> _Stated task 1_
Edit the mailing-list thread, reproducing the passage from "Re: [PATCH 1/7]" to "schedulers on blk-mq." with every instance of "legacy" replaced by "traditional".
> _Stated task 2_
Resume the mailing-list thread on the blk-mq flush patch from the point at which it stops.
#### Excerpt provided
Re: [PATCH 1/7] block: use legacy path for flush requests for MQ with a scheduler

Jens Axboe <axboe@xxxxxx> · Mon, 5 Dec 2016 12:35:03 -0700

On 12/05/2016 12:22 PM, Ming Lei wrote:
> On Tue, Dec 6, 2016 at 1:09 AM, Jens Axboe <axboe@xxxxxx> wrote:
>> On 12/05/2016 10:00 AM, Ming Lei wrote:
>>> On Sat, Dec 3, 2016 at 11:15 AM, Jens Axboe <axboe@xxxxxx> wrote:
>>>> No functional changes with this patch, it's just in preparation for
>>>> supporting legacy schedulers on blk-mq.
>>>>
>>>> Signed-off-by: Jens Axboe <axboe@xxxxxx>
>>>> ---
>>>>  block/blk-core.c  |  2 +-
>>>>  block/blk-exec.c  |  2 +-
>>>>  block/blk-flush.c | 26 ++++++++++++++------------
>>>>  block/blk.h       | 12 +++++++++++-
>>>>  4 files changed, 27 insertions(+), 15 deletions(-)
>>>>
>>>> diff --git a/block/blk-core.c b/block/blk-core.c
>>>> index 3f2eb8d80189..0e23589ab3bf 100644
>>>> --- a/block/blk-core.c
>>>> +++ b/block/blk-core.c
>>>> @@ -1310,7 +1310,7 @@ static struct request *blk_old_get_request(struct request_queue *q, int rw,
>>>>
>>>>  struct request *blk_get_request(struct request_queue *q, int rw, gfp_t gfp_mask)
>>>>  {
>>>> -       if (q->mq_ops)
>>>> +       if (blk_use_mq_path(q))
########
#### Data shown
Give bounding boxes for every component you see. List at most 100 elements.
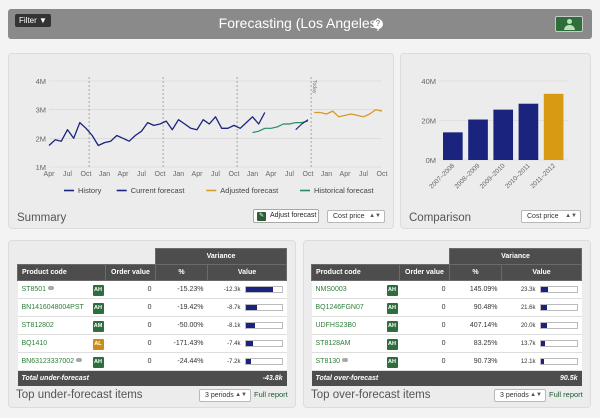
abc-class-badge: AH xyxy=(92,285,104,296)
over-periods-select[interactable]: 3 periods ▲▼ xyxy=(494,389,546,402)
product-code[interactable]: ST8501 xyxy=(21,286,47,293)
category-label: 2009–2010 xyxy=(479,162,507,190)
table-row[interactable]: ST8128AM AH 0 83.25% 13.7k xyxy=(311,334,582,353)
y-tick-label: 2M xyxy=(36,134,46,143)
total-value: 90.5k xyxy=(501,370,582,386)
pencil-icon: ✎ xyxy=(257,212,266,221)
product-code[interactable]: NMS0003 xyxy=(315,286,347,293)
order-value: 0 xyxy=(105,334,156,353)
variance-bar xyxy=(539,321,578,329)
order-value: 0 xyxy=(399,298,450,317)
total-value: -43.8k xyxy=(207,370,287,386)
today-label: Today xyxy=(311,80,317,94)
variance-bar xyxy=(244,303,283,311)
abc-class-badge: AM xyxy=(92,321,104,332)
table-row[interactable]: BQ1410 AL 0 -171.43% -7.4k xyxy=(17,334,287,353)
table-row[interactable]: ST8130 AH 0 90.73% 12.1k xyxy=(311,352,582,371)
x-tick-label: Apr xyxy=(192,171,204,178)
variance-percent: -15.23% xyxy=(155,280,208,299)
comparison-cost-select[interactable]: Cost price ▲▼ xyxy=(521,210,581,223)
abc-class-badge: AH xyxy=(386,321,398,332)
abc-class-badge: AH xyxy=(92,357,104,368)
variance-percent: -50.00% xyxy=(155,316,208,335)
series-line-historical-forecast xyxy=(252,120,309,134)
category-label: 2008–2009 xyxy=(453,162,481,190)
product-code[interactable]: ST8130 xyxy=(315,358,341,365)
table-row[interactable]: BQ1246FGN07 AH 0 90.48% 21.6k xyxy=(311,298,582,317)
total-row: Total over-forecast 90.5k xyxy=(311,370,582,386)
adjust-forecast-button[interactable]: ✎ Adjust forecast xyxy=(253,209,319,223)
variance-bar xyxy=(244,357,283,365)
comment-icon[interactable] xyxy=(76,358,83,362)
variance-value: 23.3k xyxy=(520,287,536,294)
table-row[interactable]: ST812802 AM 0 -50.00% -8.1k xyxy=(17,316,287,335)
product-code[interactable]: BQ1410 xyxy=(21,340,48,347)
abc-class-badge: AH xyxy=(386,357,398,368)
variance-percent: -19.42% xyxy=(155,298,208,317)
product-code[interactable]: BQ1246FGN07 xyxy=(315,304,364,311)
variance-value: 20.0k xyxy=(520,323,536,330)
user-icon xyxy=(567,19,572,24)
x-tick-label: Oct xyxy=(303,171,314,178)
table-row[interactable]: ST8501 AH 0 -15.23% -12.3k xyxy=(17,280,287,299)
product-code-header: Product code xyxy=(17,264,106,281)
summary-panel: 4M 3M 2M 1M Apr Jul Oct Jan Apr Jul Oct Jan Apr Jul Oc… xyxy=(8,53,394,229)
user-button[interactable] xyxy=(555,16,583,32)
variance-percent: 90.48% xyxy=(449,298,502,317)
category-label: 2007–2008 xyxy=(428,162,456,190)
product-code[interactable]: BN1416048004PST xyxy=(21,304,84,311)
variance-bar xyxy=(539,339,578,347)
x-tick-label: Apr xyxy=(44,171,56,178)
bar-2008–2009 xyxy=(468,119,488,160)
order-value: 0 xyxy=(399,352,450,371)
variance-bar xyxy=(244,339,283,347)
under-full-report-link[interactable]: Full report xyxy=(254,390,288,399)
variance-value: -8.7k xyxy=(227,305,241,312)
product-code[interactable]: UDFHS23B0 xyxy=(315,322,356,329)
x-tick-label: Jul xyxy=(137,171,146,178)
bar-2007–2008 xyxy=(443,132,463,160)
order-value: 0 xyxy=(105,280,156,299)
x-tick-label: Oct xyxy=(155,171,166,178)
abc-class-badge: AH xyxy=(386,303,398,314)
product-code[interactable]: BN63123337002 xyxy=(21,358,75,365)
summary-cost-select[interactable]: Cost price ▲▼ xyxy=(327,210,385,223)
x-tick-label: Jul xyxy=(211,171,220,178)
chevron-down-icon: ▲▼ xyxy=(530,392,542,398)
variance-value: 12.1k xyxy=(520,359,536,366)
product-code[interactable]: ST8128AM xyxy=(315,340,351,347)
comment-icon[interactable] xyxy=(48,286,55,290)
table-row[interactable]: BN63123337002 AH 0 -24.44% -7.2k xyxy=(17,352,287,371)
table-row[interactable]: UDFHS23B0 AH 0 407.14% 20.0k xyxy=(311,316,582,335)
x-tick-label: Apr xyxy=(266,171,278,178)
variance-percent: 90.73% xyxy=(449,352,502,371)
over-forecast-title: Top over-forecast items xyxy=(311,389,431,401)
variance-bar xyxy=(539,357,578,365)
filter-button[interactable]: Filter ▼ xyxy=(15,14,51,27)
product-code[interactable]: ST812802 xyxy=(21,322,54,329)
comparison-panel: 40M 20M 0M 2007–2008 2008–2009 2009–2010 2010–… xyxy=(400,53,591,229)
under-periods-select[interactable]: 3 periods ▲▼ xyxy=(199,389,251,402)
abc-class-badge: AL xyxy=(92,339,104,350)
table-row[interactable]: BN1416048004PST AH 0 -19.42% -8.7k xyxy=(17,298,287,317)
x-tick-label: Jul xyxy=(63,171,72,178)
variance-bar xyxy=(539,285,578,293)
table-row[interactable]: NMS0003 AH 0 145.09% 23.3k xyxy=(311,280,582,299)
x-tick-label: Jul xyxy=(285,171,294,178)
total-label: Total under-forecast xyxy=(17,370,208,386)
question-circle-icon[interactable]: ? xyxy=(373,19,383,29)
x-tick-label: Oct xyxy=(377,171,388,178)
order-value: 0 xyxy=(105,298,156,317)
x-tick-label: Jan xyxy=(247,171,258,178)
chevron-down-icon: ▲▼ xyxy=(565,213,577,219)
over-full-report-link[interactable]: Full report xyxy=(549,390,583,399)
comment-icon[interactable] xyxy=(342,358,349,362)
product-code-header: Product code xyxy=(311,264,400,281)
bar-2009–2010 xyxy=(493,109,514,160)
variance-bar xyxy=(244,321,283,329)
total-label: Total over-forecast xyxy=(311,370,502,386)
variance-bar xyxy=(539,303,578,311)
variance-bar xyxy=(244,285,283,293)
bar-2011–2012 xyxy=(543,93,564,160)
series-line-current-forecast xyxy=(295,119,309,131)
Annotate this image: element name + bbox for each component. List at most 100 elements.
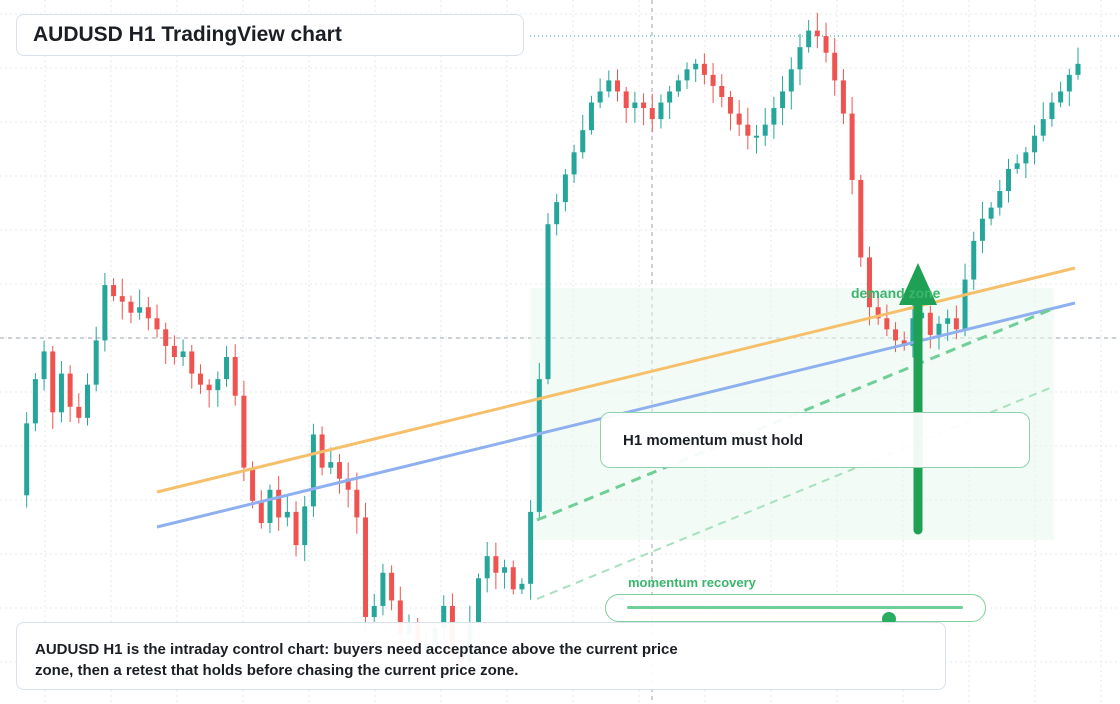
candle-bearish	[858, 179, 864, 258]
########
> _Result 1_
Re: [PATCH 1/7] block: use traditional path for flush requests for MQ with a scheduler

Jens Axboe <axboe@xxxxxx> · Mon, 5 Dec 2016 12:35:03 -0700

On 12/05/2016 12:22 PM, Ming Lei wrote:
> On Tue, Dec 6, 2016 at 1:09 AM, Jens Axboe <axboe@xxxxxx> wrote:
>> On 12/05/2016 10:00 AM, Ming Lei wrote:
>>> On Sat, Dec 3, 2016 at 11:15 AM, Jens Axboe <axboe@xxxxxx> wrote:
>>>> No functional changes with this patch, it's just in preparation for
>>>> supporting traditional schedulers on blk-mq.

> _Result 2_
>>>>                 return blk_mq_alloc_request(q, rw,
>>>>                         (gfp_mask & __GFP_DIRECT_RECLAIM) ?
>>>>                                 0 : BLK_MQ_REQ_NOWAIT);
>>>
>>> Another way might be to use mq allocator to allocate rq in case of mq_sched,
>>> such as: just replace mempool_alloc in __get_request() with
>>> blk_mq_alloc_request(), in this way, it should be possible to
>>> avoid one extra rq allocation in blk_mq_sched_dispatch(), and keep mq's benefit
>>> of rq preallocation, which can avoid to hold queue_lock during the
>>> allocation too.
>>
>> One problem with the MQ rq allocation is that it's tied to the device
>> queue depth. This is a problem for scheduling, since we want to have a
>> larger pool of requests that the IO scheduler can use, so that we
>> actually have something that we can schedule with. This is a non-starter
>> on QD=1 devices, but it's also a problem for SATA with 31 effectively
>> usable tags.
>>
>> That's why I split it in two, so we have the "old" requests that we hand
>> to the scheduler. I know the 'rq' field copy isn't super pretty, though.
> 
> OK, got it, thanks for your explanation.
> 
> So could we fall back to mempool_alloc() for allocating rq with mq
> size if MQ rq allocator fails? Then in this way the extra rq allocation
> in blk_mq_alloc_request() may be killed.

We could, yes, though I'm not sure it's worth special casing that. The
copy is pretty damn cheap compared to the high costs of going through
the legacy path. And given that, I'd probably prefer to keep it all the
same, regardless or the depth of the device. I don't think the change
would be noticable.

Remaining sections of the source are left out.